* **Task to complete**
Print the data exactly, leaving nothing out.

[start of Dataset extract]

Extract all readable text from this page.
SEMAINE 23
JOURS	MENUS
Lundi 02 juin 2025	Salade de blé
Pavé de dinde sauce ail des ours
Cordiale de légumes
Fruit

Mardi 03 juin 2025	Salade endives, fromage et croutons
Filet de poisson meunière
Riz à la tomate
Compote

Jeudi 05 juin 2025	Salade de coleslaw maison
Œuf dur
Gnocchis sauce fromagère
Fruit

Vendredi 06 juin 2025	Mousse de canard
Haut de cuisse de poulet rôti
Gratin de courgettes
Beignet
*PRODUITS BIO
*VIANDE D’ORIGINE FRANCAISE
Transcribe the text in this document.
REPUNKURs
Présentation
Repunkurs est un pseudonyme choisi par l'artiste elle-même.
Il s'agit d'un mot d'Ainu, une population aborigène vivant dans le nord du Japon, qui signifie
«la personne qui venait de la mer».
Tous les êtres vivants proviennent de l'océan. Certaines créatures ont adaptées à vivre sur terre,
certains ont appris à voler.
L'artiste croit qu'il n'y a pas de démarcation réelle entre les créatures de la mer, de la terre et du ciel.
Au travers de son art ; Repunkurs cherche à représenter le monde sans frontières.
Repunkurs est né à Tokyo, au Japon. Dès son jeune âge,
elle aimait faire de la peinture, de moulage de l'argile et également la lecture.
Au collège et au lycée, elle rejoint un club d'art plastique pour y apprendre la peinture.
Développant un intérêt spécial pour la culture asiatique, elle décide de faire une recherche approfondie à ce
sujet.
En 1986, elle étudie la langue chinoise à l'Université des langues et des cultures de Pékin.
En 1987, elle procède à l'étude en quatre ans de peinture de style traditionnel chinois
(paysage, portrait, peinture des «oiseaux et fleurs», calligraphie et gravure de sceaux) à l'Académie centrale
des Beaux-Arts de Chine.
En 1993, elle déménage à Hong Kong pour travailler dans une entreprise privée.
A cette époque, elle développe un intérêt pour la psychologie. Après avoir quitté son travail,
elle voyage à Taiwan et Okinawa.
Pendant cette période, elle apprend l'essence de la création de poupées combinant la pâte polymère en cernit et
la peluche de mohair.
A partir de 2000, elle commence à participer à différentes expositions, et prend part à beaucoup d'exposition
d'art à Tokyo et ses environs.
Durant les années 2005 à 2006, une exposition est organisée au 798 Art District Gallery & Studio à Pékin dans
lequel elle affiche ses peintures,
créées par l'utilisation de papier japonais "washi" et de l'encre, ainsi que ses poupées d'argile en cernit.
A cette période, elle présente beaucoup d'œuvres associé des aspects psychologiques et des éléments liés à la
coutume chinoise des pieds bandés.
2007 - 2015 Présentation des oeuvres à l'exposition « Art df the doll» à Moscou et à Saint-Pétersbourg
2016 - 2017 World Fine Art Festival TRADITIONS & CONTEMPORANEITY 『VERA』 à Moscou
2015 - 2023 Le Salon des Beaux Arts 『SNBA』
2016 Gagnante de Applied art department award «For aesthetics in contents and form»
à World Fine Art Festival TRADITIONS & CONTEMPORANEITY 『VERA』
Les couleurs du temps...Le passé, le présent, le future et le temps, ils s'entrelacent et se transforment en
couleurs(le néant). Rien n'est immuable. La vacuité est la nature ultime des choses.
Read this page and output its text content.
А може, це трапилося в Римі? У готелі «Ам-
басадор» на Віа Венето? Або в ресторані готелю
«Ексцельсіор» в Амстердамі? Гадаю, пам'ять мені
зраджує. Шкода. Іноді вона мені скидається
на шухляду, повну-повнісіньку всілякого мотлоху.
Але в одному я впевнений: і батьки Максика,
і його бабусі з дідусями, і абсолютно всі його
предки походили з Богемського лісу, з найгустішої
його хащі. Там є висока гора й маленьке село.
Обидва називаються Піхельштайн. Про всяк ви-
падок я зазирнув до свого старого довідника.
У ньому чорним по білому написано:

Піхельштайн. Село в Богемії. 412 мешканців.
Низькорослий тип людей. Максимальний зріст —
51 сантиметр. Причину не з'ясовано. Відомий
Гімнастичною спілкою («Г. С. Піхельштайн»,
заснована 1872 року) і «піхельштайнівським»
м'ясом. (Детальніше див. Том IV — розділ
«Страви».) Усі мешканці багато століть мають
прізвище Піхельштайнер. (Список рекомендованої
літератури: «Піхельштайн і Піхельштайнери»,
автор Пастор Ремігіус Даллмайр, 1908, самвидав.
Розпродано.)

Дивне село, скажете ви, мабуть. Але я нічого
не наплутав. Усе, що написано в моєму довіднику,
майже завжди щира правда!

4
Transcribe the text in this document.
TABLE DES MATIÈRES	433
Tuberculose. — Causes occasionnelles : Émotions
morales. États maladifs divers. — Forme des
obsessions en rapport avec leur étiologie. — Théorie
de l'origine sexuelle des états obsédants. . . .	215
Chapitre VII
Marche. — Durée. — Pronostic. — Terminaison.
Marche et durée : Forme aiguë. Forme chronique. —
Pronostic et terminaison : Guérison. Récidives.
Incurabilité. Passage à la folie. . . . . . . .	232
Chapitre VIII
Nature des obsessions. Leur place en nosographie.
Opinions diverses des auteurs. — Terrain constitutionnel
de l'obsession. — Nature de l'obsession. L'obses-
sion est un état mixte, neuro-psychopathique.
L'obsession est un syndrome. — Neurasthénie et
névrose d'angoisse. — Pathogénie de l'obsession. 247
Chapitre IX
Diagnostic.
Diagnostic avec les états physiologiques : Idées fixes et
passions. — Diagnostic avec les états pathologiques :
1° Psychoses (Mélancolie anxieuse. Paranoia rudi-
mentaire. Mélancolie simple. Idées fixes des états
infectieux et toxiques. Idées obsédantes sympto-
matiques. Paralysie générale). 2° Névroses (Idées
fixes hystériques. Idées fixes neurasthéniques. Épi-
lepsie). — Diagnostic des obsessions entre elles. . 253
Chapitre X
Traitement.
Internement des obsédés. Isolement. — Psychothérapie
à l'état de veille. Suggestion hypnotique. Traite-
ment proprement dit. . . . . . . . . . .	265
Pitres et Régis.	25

[end of Dataset extract]

* **Task result**
Extract all readable text from this page.
SEMAINE 23
JOURS	MENUS
Lundi 02 juin 2025	Salade de blé
Pavé de dinde sauce ail des ours
Cordiale de légumes
Fruit

Mardi 03 juin 2025	Salade endives, fromage et croutons
Filet de poisson meunière
Riz à la tomate
Compote

Jeudi 05 juin 2025	Salade de coleslaw maison
Œuf dur
Gnocchis sauce fromagère
Fruit

Vendredi 06 juin 2025	Mousse de canard
Haut de cuisse de poulet rôti
Gratin de courgettes
Beignet
*PRODUITS BIO
*VIANDE D’ORIGINE FRANCAISE
Transcribe the text in this document.
REPUNKURs
Présentation
Repunkurs est un pseudonyme choisi par l'artiste elle-même.
Il s'agit d'un mot d'Ainu, une population aborigène vivant dans le nord du Japon, qui signifie
«la personne qui venait de la mer».
Tous les êtres vivants proviennent de l'océan. Certaines créatures ont adaptées à vivre sur terre,
certains ont appris à voler.
L'artiste croit qu'il n'y a pas de démarcation réelle entre les créatures de la mer, de la terre et du ciel.
Au travers de son art ; Repunkurs cherche à représenter le monde sans frontières.
Repunkurs est né à Tokyo, au Japon. Dès son jeune âge,
elle aimait faire de la peinture, de moulage de l'argile et également la lecture.
Au collège et au lycée, elle rejoint un club d'art plastique pour y apprendre la peinture.
Développant un intérêt spécial pour la culture asiatique, elle décide de faire une recherche approfondie à ce
sujet.
En 1986, elle étudie la langue chinoise à l'Université des langues et des cultures de Pékin.
En 1987, elle procède à l'étude en quatre ans de peinture de style traditionnel chinois
(paysage, portrait, peinture des «oiseaux et fleurs», calligraphie et gravure de sceaux) à l'Académie centrale
des Beaux-Arts de Chine.
En 1993, elle déménage à Hong Kong pour travailler dans une entreprise privée.
A cette époque, elle développe un intérêt pour la psychologie. Après avoir quitté son travail,
elle voyage à Taiwan et Okinawa.
Pendant cette période, elle apprend l'essence de la création de poupées combinant la pâte polymère en cernit et
la peluche de mohair.
A partir de 2000, elle commence à participer à différentes expositions, et prend part à beaucoup d'exposition
d'art à Tokyo et ses environs.
Durant les années 2005 à 2006, une exposition est organisée au 798 Art District Gallery & Studio à Pékin dans
lequel elle affiche ses peintures,
créées par l'utilisation de papier japonais "washi" et de l'encre, ainsi que ses poupées d'argile en cernit.
A cette période, elle présente beaucoup d'œuvres associé des aspects psychologiques et des éléments liés à la
coutume chinoise des pieds bandés.
2007 - 2015 Présentation des oeuvres à l'exposition « Art df the doll» à Moscou et à Saint-Pétersbourg
2016 - 2017 World Fine Art Festival TRADITIONS & CONTEMPORANEITY 『VERA』 à Moscou
2015 - 2023 Le Salon des Beaux Arts 『SNBA』
2016 Gagnante de Applied art department award «For aesthetics in contents and form»
à World Fine Art Festival TRADITIONS & CONTEMPORANEITY 『VERA』
Les couleurs du temps...Le passé, le présent, le future et le temps, ils s'entrelacent et se transforment en
couleurs(le néant). Rien n'est immuable. La vacuité est la nature ultime des choses.
Read this page and output its text content.
А може, це трапилося в Римі? У готелі «Ам-
басадор» на Віа Венето? Або в ресторані готелю
«Ексцельсіор» в Амстердамі? Гадаю, пам'ять мені
зраджує. Шкода. Іноді вона мені скидається
на шухляду, повну-повнісіньку всілякого мотлоху.
Але в одному я впевнений: і батьки Максика,
і його бабусі з дідусями, і абсолютно всі його
предки походили з Богемського лісу, з найгустішої
його хащі. Там є висока гора й маленьке село.
Обидва називаються Піхельштайн. Про всяк ви-
падок я зазирнув до свого старого довідника.
У ньому чорним по білому написано:

Піхельштайн. Село в Богемії. 412 мешканців.
Низькорослий тип людей. Максимальний зріст —
51 сантиметр. Причину не з'ясовано. Відомий
Гімнастичною спілкою («Г. С. Піхельштайн»,
заснована 1872 року) і «піхельштайнівським»
м'ясом. (Детальніше див. Том IV — розділ
«Страви».) Усі мешканці багато століть мають
прізвище Піхельштайнер. (Список рекомендованої
літератури: «Піхельштайн і Піхельштайнери»,
автор Пастор Ремігіус Даллмайр, 1908, самвидав.
Розпродано.)

Дивне село, скажете ви, мабуть. Але я нічого
не наплутав. Усе, що написано в моєму довіднику,
майже завжди щира правда!

4
Transcribe the text in this document.
TABLE DES MATIÈRES	433
Tuberculose. — Causes occasionnelles : Émotions
morales. États maladifs divers. — Forme des
obsessions en rapport avec leur étiologie. — Théorie
de l'origine sexuelle des états obsédants. . . .	215
Chapitre VII
Marche. — Durée. — Pronostic. — Terminaison.
Marche et durée : Forme aiguë. Forme chronique. —
Pronostic et terminaison : Guérison. Récidives.
Incurabilité. Passage à la folie. . . . . . . .	232
Chapitre VIII
Nature des obsessions. Leur place en nosographie.
Opinions diverses des auteurs. — Terrain constitutionnel
de l'obsession. — Nature de l'obsession. L'obses-
sion est un état mixte, neuro-psychopathique.
L'obsession est un syndrome. — Neurasthénie et
névrose d'angoisse. — Pathogénie de l'obsession. 247
Chapitre IX
Diagnostic.
Diagnostic avec les états physiologiques : Idées fixes et
passions. — Diagnostic avec les états pathologiques :
1° Psychoses (Mélancolie anxieuse. Paranoia rudi-
mentaire. Mélancolie simple. Idées fixes des états
infectieux et toxiques. Idées obsédantes sympto-
matiques. Paralysie générale). 2° Névroses (Idées
fixes hystériques. Idées fixes neurasthéniques. Épi-
lepsie). — Diagnostic des obsessions entre elles. . 253
Chapitre X
Traitement.
Internement des obsédés. Isolement. — Psychothérapie
à l'état de veille. Suggestion hypnotique. Traite-
ment proprement dit. . . . . . . . . . .	265
Pitres et Régis.	25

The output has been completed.